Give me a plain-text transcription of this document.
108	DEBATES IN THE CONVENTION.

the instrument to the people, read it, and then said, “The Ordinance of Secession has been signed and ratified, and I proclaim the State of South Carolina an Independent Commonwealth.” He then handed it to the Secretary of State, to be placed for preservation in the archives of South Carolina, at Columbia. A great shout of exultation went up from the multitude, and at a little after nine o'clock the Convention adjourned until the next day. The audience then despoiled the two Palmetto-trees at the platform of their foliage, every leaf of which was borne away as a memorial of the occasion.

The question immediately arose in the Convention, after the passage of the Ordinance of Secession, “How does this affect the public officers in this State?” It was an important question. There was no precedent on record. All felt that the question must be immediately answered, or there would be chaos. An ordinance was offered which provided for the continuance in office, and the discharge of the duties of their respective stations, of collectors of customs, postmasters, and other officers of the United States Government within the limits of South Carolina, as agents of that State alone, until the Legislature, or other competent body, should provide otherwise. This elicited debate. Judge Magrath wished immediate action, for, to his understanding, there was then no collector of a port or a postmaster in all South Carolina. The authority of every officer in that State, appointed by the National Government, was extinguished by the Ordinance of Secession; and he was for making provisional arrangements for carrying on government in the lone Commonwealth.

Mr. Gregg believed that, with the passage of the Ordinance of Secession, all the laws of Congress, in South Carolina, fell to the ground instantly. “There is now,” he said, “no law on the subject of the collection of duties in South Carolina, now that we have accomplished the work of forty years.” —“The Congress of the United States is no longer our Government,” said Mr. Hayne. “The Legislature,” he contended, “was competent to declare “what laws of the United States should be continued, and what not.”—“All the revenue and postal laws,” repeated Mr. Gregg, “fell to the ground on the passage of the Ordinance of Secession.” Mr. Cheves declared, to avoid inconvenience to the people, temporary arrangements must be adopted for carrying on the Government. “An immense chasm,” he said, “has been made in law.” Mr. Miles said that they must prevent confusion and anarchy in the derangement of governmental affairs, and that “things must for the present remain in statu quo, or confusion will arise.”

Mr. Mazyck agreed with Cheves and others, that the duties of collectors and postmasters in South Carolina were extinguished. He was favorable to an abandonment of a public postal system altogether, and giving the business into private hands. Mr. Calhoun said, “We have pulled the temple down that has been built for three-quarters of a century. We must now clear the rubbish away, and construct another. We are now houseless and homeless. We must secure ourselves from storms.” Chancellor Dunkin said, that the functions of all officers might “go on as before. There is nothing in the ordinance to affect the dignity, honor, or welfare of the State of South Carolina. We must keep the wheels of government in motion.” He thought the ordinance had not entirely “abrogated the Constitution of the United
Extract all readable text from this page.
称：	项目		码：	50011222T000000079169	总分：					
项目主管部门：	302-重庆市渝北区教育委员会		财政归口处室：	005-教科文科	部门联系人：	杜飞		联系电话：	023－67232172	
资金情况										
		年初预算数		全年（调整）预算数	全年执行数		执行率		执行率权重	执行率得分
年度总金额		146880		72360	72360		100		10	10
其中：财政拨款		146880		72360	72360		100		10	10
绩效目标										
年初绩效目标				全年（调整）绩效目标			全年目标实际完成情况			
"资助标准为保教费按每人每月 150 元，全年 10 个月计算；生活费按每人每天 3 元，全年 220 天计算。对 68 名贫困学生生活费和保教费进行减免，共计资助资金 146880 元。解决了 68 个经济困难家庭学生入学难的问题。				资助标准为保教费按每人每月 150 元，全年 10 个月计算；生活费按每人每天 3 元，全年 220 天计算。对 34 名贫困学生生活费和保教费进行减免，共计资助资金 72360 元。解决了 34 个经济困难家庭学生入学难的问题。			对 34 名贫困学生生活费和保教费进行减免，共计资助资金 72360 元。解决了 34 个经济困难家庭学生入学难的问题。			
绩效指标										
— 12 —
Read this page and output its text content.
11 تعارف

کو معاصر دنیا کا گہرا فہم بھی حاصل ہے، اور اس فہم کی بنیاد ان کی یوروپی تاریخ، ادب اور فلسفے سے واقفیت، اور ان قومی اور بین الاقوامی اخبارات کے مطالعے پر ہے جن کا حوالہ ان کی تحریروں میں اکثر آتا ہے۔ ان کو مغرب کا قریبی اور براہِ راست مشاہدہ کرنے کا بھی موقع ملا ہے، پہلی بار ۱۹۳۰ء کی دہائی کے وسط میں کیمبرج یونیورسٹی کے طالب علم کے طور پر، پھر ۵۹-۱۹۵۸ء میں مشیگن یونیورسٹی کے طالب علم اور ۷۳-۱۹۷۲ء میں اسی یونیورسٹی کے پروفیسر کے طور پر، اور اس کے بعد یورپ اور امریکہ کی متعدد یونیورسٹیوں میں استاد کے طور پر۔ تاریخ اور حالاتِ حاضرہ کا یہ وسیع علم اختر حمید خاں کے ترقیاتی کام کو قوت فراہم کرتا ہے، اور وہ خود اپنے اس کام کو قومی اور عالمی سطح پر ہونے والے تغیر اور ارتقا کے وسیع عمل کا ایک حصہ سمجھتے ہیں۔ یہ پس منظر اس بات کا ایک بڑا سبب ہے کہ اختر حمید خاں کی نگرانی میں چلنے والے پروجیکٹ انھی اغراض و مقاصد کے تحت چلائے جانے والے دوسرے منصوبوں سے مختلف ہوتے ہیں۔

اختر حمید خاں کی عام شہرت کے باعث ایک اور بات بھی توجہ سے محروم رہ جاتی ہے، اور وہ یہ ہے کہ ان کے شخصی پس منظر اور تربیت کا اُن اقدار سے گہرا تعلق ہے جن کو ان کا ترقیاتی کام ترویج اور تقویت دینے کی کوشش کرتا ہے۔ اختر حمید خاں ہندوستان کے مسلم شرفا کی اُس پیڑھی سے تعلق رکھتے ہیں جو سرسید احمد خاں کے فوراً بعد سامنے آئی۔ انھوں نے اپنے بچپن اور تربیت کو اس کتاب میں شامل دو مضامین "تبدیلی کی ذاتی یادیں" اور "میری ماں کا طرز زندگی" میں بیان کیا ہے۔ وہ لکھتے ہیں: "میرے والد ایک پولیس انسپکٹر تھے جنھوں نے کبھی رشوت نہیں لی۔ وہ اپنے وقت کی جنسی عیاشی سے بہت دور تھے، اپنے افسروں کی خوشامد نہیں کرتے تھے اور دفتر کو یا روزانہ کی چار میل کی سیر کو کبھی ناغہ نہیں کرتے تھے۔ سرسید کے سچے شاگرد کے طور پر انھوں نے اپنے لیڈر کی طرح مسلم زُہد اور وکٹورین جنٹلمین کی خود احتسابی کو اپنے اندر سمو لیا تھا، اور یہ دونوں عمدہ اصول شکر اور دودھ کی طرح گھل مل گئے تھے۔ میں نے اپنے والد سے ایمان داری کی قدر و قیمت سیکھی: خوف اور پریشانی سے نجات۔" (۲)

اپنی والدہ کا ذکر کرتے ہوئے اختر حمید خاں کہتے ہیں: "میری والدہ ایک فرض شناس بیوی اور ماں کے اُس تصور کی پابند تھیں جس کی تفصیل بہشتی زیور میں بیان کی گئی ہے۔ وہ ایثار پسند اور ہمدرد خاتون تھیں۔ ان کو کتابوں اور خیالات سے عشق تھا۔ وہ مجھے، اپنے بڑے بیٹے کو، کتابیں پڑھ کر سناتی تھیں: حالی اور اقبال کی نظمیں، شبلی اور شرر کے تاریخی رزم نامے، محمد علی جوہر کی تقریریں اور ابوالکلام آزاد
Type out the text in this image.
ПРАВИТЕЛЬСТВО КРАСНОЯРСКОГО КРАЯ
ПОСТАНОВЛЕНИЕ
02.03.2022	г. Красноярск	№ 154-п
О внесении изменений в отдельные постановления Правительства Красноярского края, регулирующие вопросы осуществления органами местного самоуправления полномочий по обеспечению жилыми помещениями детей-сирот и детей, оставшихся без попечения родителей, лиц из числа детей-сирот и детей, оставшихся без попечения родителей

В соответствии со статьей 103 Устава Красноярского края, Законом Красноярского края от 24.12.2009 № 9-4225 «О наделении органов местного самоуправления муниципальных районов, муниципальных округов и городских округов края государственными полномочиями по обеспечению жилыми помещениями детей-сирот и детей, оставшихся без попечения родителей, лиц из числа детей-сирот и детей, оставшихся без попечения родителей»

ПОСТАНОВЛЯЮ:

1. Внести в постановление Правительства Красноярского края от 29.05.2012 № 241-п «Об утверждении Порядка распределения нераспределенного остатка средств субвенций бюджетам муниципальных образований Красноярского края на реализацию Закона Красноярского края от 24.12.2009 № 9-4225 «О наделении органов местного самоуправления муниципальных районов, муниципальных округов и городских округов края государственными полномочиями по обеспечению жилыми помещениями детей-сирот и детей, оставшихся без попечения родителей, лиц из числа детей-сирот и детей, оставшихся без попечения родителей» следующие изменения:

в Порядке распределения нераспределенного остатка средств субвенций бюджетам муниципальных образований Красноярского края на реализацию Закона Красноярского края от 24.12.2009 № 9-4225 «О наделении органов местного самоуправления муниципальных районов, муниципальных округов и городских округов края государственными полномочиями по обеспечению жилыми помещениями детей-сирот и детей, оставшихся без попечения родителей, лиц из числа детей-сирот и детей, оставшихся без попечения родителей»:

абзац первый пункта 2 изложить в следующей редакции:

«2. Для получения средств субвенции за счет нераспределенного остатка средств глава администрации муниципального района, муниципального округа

__Task prompt__
Go through the preceding material and copy each line that has the word "page".

__Solved exercise__
Extract all readable text from this page.
Read this page and output its text content.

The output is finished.